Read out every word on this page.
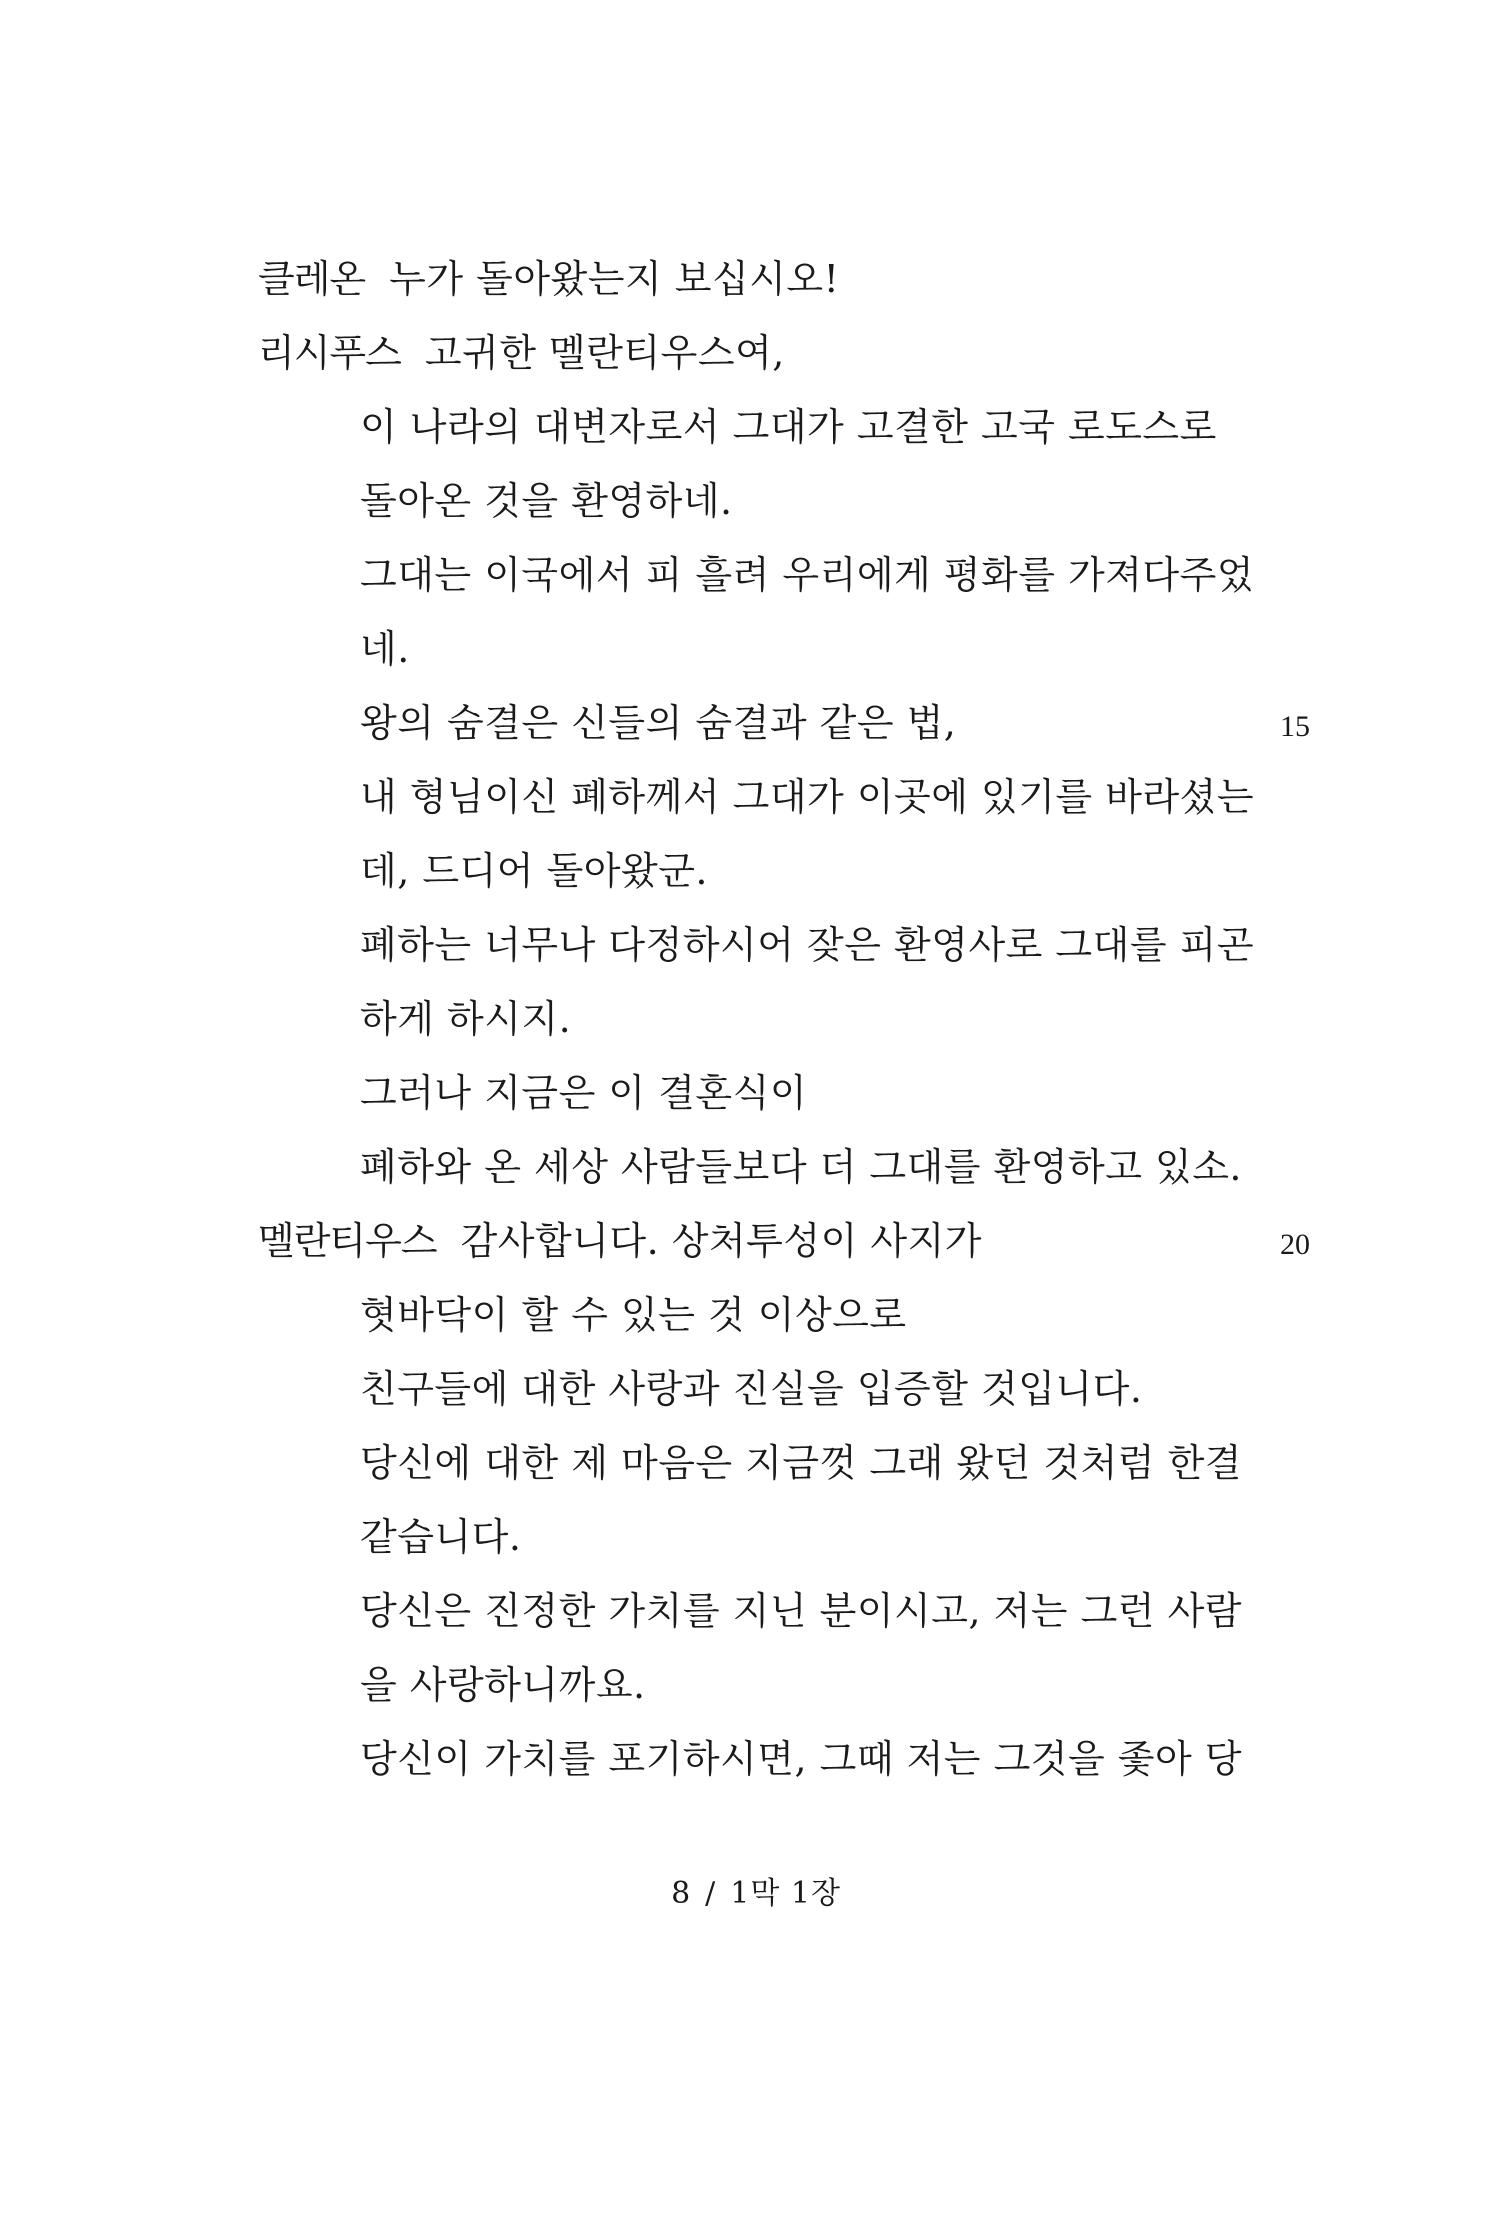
클레온 누가 돌아왔는지 보십시오!
리시푸스 고귀한 멜란티우스여,
이 나라의 대변자로서 그대가 고결한 고국 로도스로
돌아온 것을 환영하네.
그대는 이국에서 피 흘려 우리에게 평화를 가져다주었
네.
왕의 숨결은 신들의 숨결과 같은 법,	15
내 형님이신 폐하께서 그대가 이곳에 있기를 바라셨는
데, 드디어 돌아왔군.
폐하는 너무나 다정하시어 잦은 환영사로 그대를 피곤
하게 하시지.
그러나 지금은 이 결혼식이
폐하와 온 세상 사람들보다 더 그대를 환영하고 있소.
멜란티우스 감사합니다. 상처투성이 사지가	20
혓바닥이 할 수 있는 것 이상으로
친구들에 대한 사랑과 진실을 입증할 것입니다.
당신에 대한 제 마음은 지금껏 그래 왔던 것처럼 한결
같습니다.
당신은 진정한 가치를 지닌 분이시고, 저는 그런 사람
을 사랑하니까요.
당신이 가치를 포기하시면, 그때 저는 그것을 좇아 당
8 / 1막 1장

========================================================================

_Task instructions:_ The data above should be repeated exactly, minus any pictures.

_Response for this exercise:_
Read out every word on this page.
클레온 누가 돌아왔는지 보십시오!
리시푸스 고귀한 멜란티우스여,
이 나라의 대변자로서 그대가 고결한 고국 로도스로
돌아온 것을 환영하네.
그대는 이국에서 피 흘려 우리에게 평화를 가져다주었
네.
왕의 숨결은 신들의 숨결과 같은 법,	15
내 형님이신 폐하께서 그대가 이곳에 있기를 바라셨는
데, 드디어 돌아왔군.
폐하는 너무나 다정하시어 잦은 환영사로 그대를 피곤
하게 하시지.
그러나 지금은 이 결혼식이
폐하와 온 세상 사람들보다 더 그대를 환영하고 있소.
멜란티우스 감사합니다. 상처투성이 사지가	20
혓바닥이 할 수 있는 것 이상으로
친구들에 대한 사랑과 진실을 입증할 것입니다.
당신에 대한 제 마음은 지금껏 그래 왔던 것처럼 한결
같습니다.
당신은 진정한 가치를 지닌 분이시고, 저는 그런 사람
을 사랑하니까요.
당신이 가치를 포기하시면, 그때 저는 그것을 좇아 당
8 / 1막 1장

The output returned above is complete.